Exercise input start

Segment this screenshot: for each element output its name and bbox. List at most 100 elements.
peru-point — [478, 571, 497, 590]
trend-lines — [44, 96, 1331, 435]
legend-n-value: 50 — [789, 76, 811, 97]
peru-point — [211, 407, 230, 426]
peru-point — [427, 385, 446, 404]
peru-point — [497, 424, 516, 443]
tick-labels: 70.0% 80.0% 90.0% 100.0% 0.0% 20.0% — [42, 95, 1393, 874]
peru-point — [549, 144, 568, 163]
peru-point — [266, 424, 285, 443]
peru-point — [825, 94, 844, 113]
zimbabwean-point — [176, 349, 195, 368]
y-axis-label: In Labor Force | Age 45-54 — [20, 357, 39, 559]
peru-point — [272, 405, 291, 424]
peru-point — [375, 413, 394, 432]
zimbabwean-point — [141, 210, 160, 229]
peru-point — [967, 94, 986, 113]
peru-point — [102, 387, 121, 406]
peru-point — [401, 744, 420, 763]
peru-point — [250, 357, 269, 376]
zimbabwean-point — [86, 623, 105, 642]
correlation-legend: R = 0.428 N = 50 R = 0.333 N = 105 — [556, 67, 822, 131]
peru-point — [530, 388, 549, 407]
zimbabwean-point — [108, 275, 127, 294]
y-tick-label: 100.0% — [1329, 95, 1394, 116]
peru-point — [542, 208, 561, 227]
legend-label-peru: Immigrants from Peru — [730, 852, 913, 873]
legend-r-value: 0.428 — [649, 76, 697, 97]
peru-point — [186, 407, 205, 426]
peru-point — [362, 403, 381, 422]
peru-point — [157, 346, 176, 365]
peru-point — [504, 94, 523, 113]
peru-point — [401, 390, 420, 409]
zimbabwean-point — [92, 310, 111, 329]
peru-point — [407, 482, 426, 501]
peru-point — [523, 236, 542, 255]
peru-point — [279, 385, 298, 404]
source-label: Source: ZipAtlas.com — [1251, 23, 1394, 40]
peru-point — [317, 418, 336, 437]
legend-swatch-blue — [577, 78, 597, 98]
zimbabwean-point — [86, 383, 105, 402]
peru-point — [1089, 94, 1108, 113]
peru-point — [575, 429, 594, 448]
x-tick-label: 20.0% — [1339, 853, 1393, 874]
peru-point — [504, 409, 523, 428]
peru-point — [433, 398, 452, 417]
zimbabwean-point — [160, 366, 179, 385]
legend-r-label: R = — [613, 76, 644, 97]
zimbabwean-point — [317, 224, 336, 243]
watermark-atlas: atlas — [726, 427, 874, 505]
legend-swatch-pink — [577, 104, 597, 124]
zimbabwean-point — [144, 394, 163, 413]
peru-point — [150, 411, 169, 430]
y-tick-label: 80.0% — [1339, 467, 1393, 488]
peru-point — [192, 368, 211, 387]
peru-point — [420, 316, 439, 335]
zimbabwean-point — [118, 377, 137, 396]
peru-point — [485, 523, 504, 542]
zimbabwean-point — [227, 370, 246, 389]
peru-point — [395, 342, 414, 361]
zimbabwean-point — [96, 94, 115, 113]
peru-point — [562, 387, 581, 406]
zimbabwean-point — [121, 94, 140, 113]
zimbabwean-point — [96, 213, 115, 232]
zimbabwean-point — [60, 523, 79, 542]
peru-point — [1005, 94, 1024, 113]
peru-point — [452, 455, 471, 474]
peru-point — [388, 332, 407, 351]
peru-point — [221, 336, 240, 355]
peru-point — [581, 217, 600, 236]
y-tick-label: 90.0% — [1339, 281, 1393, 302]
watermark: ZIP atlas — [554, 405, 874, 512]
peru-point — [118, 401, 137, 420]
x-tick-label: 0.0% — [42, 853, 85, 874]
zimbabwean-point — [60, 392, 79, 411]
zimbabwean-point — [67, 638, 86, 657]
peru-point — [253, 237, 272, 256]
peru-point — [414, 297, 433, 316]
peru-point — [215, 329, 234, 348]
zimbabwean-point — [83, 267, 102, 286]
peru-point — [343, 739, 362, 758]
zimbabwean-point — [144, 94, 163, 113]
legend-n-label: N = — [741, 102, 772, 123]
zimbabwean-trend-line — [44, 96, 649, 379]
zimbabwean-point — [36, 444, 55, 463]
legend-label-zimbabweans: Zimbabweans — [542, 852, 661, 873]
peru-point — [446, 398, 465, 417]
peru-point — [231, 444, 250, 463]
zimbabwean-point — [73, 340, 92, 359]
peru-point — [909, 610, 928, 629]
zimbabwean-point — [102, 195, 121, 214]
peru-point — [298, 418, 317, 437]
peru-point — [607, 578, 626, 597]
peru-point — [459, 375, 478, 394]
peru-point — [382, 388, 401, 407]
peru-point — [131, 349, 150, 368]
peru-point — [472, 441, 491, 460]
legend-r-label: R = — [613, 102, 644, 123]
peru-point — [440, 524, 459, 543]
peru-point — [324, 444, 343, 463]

Exercise input end

Copy every line of the material above verbatim, keeping each name and its box coordinates unchanged.

Segment this screenshot: for each element output its name and bbox. List at most 100 elements.
peru-point — [478, 571, 497, 590]
trend-lines — [44, 96, 1331, 435]
legend-n-value: 50 — [789, 76, 811, 97]
peru-point — [211, 407, 230, 426]
peru-point — [427, 385, 446, 404]
peru-point — [497, 424, 516, 443]
tick-labels: 70.0% 80.0% 90.0% 100.0% 0.0% 20.0% — [42, 95, 1393, 874]
peru-point — [549, 144, 568, 163]
peru-point — [266, 424, 285, 443]
peru-point — [825, 94, 844, 113]
zimbabwean-point — [176, 349, 195, 368]
y-axis-label: In Labor Force | Age 45-54 — [20, 357, 39, 559]
peru-point — [272, 405, 291, 424]
peru-point — [375, 413, 394, 432]
zimbabwean-point — [141, 210, 160, 229]
peru-point — [967, 94, 986, 113]
peru-point — [102, 387, 121, 406]
peru-point — [401, 744, 420, 763]
peru-point — [250, 357, 269, 376]
zimbabwean-point — [86, 623, 105, 642]
correlation-legend: R = 0.428 N = 50 R = 0.333 N = 105 — [556, 67, 822, 131]
peru-point — [530, 388, 549, 407]
zimbabwean-point — [108, 275, 127, 294]
y-tick-label: 100.0% — [1329, 95, 1394, 116]
peru-point — [542, 208, 561, 227]
legend-label-peru: Immigrants from Peru — [730, 852, 913, 873]
legend-r-value: 0.428 — [649, 76, 697, 97]
peru-point — [186, 407, 205, 426]
peru-point — [362, 403, 381, 422]
peru-point — [157, 346, 176, 365]
peru-point — [504, 94, 523, 113]
peru-point — [401, 390, 420, 409]
zimbabwean-point — [92, 310, 111, 329]
peru-point — [407, 482, 426, 501]
peru-point — [523, 236, 542, 255]
peru-point — [279, 385, 298, 404]
source-label: Source: ZipAtlas.com — [1251, 23, 1394, 40]
peru-point — [317, 418, 336, 437]
legend-swatch-blue — [577, 78, 597, 98]
zimbabwean-point — [86, 383, 105, 402]
peru-point — [1089, 94, 1108, 113]
peru-point — [575, 429, 594, 448]
x-tick-label: 20.0% — [1339, 853, 1393, 874]
peru-point — [504, 409, 523, 428]
peru-point — [433, 398, 452, 417]
zimbabwean-point — [160, 366, 179, 385]
legend-r-label: R = — [613, 76, 644, 97]
zimbabwean-point — [317, 224, 336, 243]
watermark-atlas: atlas — [726, 427, 874, 505]
legend-swatch-pink — [577, 104, 597, 124]
zimbabwean-point — [144, 394, 163, 413]
peru-point — [150, 411, 169, 430]
y-tick-label: 80.0% — [1339, 467, 1393, 488]
peru-point — [192, 368, 211, 387]
peru-point — [420, 316, 439, 335]
zimbabwean-point — [118, 377, 137, 396]
peru-point — [485, 523, 504, 542]
zimbabwean-point — [227, 370, 246, 389]
peru-point — [395, 342, 414, 361]
zimbabwean-point — [96, 94, 115, 113]
peru-point — [562, 387, 581, 406]
zimbabwean-point — [121, 94, 140, 113]
zimbabwean-point — [96, 213, 115, 232]
zimbabwean-point — [60, 523, 79, 542]
peru-point — [1005, 94, 1024, 113]
peru-point — [452, 455, 471, 474]
peru-point — [388, 332, 407, 351]
peru-point — [221, 336, 240, 355]
peru-point — [581, 217, 600, 236]
y-tick-label: 90.0% — [1339, 281, 1393, 302]
watermark: ZIP atlas — [554, 405, 874, 512]
peru-point — [118, 401, 137, 420]
x-tick-label: 0.0% — [42, 853, 85, 874]
zimbabwean-point — [60, 392, 79, 411]
zimbabwean-point — [67, 638, 86, 657]
peru-point — [253, 237, 272, 256]
peru-point — [414, 297, 433, 316]
peru-point — [215, 329, 234, 348]
zimbabwean-point — [83, 267, 102, 286]
peru-point — [343, 739, 362, 758]
zimbabwean-point — [144, 94, 163, 113]
legend-n-label: N = — [741, 102, 772, 123]
zimbabwean-trend-line — [44, 96, 649, 379]
zimbabwean-point — [36, 444, 55, 463]
legend-label-zimbabweans: Zimbabweans — [542, 852, 661, 873]
peru-point — [446, 398, 465, 417]
peru-point — [231, 444, 250, 463]
zimbabwean-point — [73, 340, 92, 359]
peru-point — [909, 610, 928, 629]
zimbabwean-point — [102, 195, 121, 214]
peru-point — [298, 418, 317, 437]
peru-point — [607, 578, 626, 597]
peru-point — [459, 375, 478, 394]
peru-point — [382, 388, 401, 407]
peru-point — [131, 349, 150, 368]
peru-point — [472, 441, 491, 460]
legend-r-label: R = — [613, 102, 644, 123]
peru-point — [440, 524, 459, 543]
peru-point — [324, 444, 343, 463]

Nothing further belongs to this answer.